The task:
Set every record down verbatim and omit the pictures.

Data for the task:
────────────────────

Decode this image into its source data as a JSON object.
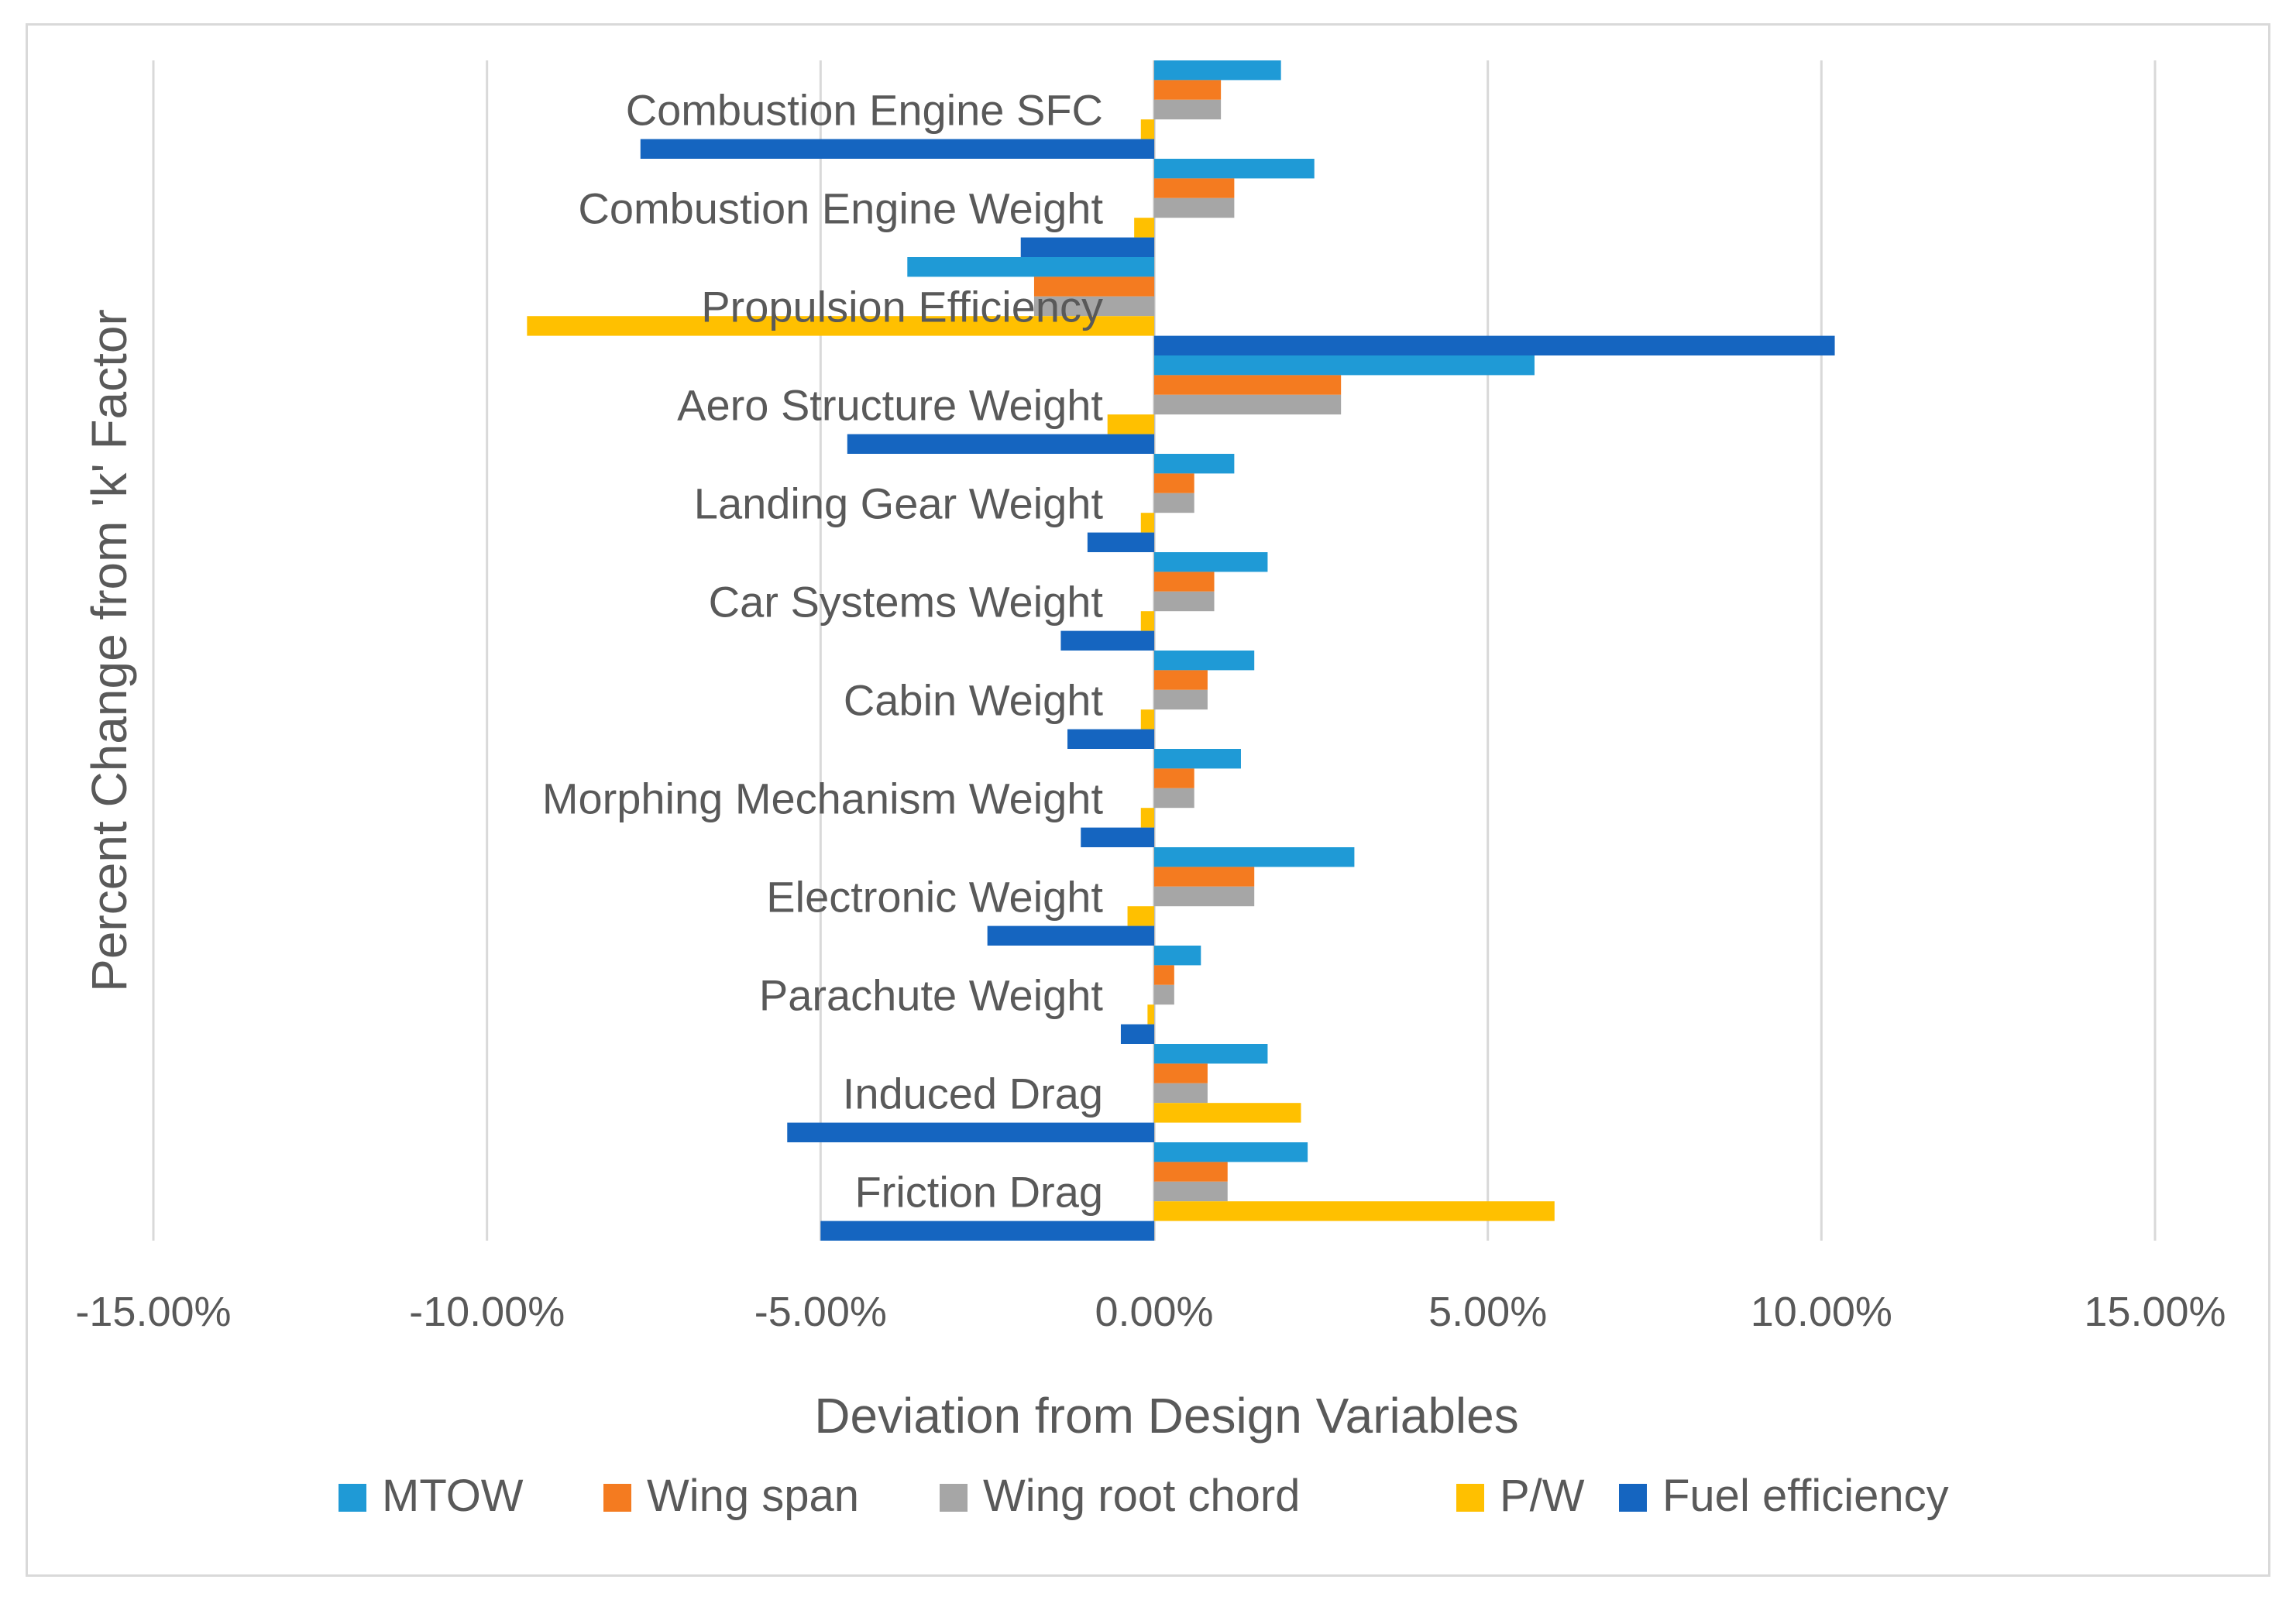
{
  "chart_data": {
    "type": "bar",
    "orientation": "horizontal",
    "xlabel": "Deviation from Design Variables",
    "ylabel": "Percent Change from 'k' Factor",
    "xlim": [
      -15,
      15
    ],
    "xticks": [
      -15,
      -10,
      -5,
      0,
      5,
      10,
      15
    ],
    "xtick_labels": [
      "-15.00%",
      "-10.00%",
      "-5.00%",
      "0.00%",
      "5.00%",
      "10.00%",
      "15.00%"
    ],
    "grid": "vertical",
    "legend_position": "bottom",
    "categories": [
      "Combustion Engine SFC",
      "Combustion Engine Weight",
      "Propulsion Efficiency",
      "Aero Structure Weight",
      "Landing Gear Weight",
      "Car Systems Weight",
      "Cabin Weight",
      "Morphing Mechanism Weight",
      "Electronic Weight",
      "Parachute Weight",
      "Induced Drag",
      "Friction Drag"
    ],
    "series": [
      {
        "name": "MTOW",
        "color": "#1f9ad6",
        "values": [
          1.9,
          2.4,
          -3.7,
          5.7,
          1.2,
          1.7,
          1.5,
          1.3,
          3.0,
          0.7,
          1.7,
          2.3
        ]
      },
      {
        "name": "Wing span",
        "color": "#f47b20",
        "values": [
          1.0,
          1.2,
          -1.8,
          2.8,
          0.6,
          0.9,
          0.8,
          0.6,
          1.5,
          0.3,
          0.8,
          1.1
        ]
      },
      {
        "name": "Wing root chord",
        "color": "#a6a6a6",
        "values": [
          1.0,
          1.2,
          -1.8,
          2.8,
          0.6,
          0.9,
          0.8,
          0.6,
          1.5,
          0.3,
          0.8,
          1.1
        ]
      },
      {
        "name": "P/W",
        "color": "#ffc000",
        "values": [
          -0.2,
          -0.3,
          -9.4,
          -0.7,
          -0.2,
          -0.2,
          -0.2,
          -0.2,
          -0.4,
          -0.1,
          2.2,
          6.0
        ]
      },
      {
        "name": "Fuel efficiency",
        "color": "#1565c0",
        "values": [
          -7.7,
          -2.0,
          10.2,
          -4.6,
          -1.0,
          -1.4,
          -1.3,
          -1.1,
          -2.5,
          -0.5,
          -5.5,
          -5.0
        ]
      }
    ]
  }
}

────────────────────

Output:
Decode this image into its source data as a JSON object.
{
  "chart_data": {
    "type": "bar",
    "orientation": "horizontal",
    "xlabel": "Deviation from Design Variables",
    "ylabel": "Percent Change from 'k' Factor",
    "xlim": [
      -15,
      15
    ],
    "xticks": [
      -15,
      -10,
      -5,
      0,
      5,
      10,
      15
    ],
    "xtick_labels": [
      "-15.00%",
      "-10.00%",
      "-5.00%",
      "0.00%",
      "5.00%",
      "10.00%",
      "15.00%"
    ],
    "grid": "vertical",
    "legend_position": "bottom",
    "categories": [
      "Combustion Engine SFC",
      "Combustion Engine Weight",
      "Propulsion Efficiency",
      "Aero Structure Weight",
      "Landing Gear Weight",
      "Car Systems Weight",
      "Cabin Weight",
      "Morphing Mechanism Weight",
      "Electronic Weight",
      "Parachute Weight",
      "Induced Drag",
      "Friction Drag"
    ],
    "series": [
      {
        "name": "MTOW",
        "color": "#1f9ad6",
        "values": [
          1.9,
          2.4,
          -3.7,
          5.7,
          1.2,
          1.7,
          1.5,
          1.3,
          3.0,
          0.7,
          1.7,
          2.3
        ]
      },
      {
        "name": "Wing span",
        "color": "#f47b20",
        "values": [
          1.0,
          1.2,
          -1.8,
          2.8,
          0.6,
          0.9,
          0.8,
          0.6,
          1.5,
          0.3,
          0.8,
          1.1
        ]
      },
      {
        "name": "Wing root chord",
        "color": "#a6a6a6",
        "values": [
          1.0,
          1.2,
          -1.8,
          2.8,
          0.6,
          0.9,
          0.8,
          0.6,
          1.5,
          0.3,
          0.8,
          1.1
        ]
      },
      {
        "name": "P/W",
        "color": "#ffc000",
        "values": [
          -0.2,
          -0.3,
          -9.4,
          -0.7,
          -0.2,
          -0.2,
          -0.2,
          -0.2,
          -0.4,
          -0.1,
          2.2,
          6.0
        ]
      },
      {
        "name": "Fuel efficiency",
        "color": "#1565c0",
        "values": [
          -7.7,
          -2.0,
          10.2,
          -4.6,
          -1.0,
          -1.4,
          -1.3,
          -1.1,
          -2.5,
          -0.5,
          -5.5,
          -5.0
        ]
      }
    ]
  }
}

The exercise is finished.